— Task inputs —
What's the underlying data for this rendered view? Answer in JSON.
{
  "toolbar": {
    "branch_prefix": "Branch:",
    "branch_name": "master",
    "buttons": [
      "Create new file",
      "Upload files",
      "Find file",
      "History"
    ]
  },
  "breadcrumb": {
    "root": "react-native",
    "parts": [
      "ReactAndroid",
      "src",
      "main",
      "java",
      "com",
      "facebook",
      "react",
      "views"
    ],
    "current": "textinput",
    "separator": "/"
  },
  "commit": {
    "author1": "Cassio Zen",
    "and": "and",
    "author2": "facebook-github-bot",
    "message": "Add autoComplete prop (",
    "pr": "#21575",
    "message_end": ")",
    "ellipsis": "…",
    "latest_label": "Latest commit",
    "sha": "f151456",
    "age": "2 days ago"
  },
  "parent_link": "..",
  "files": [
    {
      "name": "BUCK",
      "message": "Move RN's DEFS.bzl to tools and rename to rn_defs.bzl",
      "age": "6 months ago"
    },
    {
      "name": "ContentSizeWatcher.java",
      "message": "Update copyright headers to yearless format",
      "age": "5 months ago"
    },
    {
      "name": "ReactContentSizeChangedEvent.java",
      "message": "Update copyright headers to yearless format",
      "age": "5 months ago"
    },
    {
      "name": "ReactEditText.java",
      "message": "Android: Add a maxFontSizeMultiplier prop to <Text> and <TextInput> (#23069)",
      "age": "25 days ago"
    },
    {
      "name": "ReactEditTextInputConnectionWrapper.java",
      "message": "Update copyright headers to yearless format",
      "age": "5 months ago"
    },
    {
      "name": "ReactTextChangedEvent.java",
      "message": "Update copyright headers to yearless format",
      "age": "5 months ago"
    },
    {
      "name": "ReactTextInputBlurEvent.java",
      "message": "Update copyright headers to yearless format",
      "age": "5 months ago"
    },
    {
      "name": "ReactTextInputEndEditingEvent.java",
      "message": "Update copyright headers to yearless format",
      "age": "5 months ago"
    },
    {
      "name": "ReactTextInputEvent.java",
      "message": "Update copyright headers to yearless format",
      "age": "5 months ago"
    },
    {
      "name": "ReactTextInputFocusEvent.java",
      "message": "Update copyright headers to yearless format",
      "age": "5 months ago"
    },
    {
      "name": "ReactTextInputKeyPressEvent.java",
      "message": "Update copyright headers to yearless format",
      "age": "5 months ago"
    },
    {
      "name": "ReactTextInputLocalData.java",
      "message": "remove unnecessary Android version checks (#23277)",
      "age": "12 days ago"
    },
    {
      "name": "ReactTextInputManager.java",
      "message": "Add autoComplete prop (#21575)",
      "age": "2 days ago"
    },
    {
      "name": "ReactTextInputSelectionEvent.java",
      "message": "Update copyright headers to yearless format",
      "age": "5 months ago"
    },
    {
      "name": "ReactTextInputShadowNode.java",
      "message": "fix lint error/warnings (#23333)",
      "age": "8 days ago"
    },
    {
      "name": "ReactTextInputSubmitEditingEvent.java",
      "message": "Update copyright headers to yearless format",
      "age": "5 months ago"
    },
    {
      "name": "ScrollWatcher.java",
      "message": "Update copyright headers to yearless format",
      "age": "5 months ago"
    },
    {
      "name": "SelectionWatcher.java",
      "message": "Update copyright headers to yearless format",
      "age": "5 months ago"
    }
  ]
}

— The request —
Identify the lines that hold the word "facebook". Copy every one of them.

— Result for this task —
      "facebook",
    "author2": "facebook-github-bot",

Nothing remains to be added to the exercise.